Quote: Originally posted by clearly_not_atara  
I think NO2 tends to be produced at pretty low pressure, and in the vapor phase, I'm pretty sure a mixture of NO2 and NO (colorless) looks very similar to pure NO2.

The vapor pressure of NO2:

1 bar at 293 K
0.5 bar at 280 K


N2O3 boiling point is reported as +3 Celsius, so 276 K.
Quote: Originally posted by clearly_not_atara  

0.25 bar at 268 K
0.12 bar at 258 K (-15 C, you are here)
0.09 bar at 255 K (-18 C, common freezer)
0.06 bar at 250 K
0.03 bar at 243 K
16 mbar at 237 K
8 mbar at 231 K
(practically zero in dry ice = 195 K)

And pure NO is 121 K.
There are two suggested reasons why NOx did not condense: it was too warm, or it was NO not NO2.

Aim of the task:
Could you give the NO2 vapor pressure post again, between "N2O3 boiling point" and "NO not NO2.", inclusive, and swap "dry ice" for "solid carbon dioxide"?

Record excerpts:
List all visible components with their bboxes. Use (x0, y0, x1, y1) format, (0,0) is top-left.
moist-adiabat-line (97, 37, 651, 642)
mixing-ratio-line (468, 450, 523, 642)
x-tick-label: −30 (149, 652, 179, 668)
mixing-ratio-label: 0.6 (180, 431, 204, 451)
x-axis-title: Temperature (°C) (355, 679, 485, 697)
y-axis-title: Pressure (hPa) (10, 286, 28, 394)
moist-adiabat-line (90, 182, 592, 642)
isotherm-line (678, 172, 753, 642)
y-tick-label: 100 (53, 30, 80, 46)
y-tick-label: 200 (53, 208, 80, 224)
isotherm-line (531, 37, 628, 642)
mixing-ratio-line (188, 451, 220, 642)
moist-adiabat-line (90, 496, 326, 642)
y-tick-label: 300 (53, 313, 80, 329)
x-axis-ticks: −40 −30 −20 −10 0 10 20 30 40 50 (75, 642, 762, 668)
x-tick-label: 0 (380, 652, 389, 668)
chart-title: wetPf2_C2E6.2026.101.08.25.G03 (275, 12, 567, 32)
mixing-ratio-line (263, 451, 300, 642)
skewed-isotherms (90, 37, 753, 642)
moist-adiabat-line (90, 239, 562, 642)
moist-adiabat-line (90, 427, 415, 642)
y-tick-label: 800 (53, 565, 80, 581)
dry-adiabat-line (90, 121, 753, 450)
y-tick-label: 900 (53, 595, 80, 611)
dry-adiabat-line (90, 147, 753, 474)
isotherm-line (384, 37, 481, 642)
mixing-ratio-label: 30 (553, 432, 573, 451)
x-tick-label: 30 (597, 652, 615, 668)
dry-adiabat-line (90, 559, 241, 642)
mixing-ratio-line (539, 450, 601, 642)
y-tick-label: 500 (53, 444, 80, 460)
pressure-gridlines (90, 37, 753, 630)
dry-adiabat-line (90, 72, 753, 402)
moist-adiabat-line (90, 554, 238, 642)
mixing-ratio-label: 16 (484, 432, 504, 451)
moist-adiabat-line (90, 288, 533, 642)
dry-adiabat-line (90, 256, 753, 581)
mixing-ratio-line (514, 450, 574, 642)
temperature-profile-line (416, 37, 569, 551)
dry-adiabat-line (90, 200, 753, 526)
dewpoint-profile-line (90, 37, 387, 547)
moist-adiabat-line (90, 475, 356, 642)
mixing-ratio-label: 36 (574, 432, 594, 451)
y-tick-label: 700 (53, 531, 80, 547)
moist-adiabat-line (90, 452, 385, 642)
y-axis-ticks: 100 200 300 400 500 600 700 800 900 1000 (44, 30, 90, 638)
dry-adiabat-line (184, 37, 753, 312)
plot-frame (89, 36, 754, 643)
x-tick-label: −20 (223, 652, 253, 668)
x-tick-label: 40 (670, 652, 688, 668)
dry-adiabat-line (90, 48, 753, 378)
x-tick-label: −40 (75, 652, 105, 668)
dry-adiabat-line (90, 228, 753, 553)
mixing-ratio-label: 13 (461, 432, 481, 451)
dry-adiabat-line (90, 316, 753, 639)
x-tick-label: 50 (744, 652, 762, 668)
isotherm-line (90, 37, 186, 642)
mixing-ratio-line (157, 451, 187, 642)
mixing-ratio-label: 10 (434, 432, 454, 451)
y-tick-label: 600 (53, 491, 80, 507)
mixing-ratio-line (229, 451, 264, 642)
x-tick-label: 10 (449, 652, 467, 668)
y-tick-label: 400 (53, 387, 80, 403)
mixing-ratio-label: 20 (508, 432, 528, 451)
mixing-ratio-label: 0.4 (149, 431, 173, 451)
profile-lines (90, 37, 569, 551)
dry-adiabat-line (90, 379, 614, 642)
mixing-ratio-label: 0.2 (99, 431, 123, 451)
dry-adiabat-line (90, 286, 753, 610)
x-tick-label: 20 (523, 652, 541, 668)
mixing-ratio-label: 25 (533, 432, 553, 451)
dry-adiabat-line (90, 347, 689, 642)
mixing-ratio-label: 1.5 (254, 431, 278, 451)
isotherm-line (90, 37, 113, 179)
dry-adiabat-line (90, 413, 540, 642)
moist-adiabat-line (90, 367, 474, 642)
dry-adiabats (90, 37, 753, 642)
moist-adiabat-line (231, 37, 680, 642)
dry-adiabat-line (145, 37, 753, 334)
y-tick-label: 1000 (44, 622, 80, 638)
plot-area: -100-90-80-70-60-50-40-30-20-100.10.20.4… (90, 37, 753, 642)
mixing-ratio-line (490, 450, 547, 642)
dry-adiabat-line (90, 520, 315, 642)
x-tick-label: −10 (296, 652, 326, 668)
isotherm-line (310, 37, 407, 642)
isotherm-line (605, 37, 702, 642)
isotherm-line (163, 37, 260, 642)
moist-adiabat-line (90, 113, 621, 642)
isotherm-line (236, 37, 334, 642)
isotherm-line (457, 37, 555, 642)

Output of the task:
N2O3 boiling point is reported as +3 Celsius, so 276 K.
Quote: Originally posted by clearly_not_atara  

0.25 bar at 268 K
0.12 bar at 258 K (-15 C, you are here)
0.09 bar at 255 K (-18 C, common freezer)
0.06 bar at 250 K
0.03 bar at 243 K
16 mbar at 237 K
8 mbar at 231 K
(practically zero in solid carbon dioxide = 195 K)

And pure NO is 121 K.
There are two suggested reasons why NOx did not condense: it was too warm, or it was NO not NO2.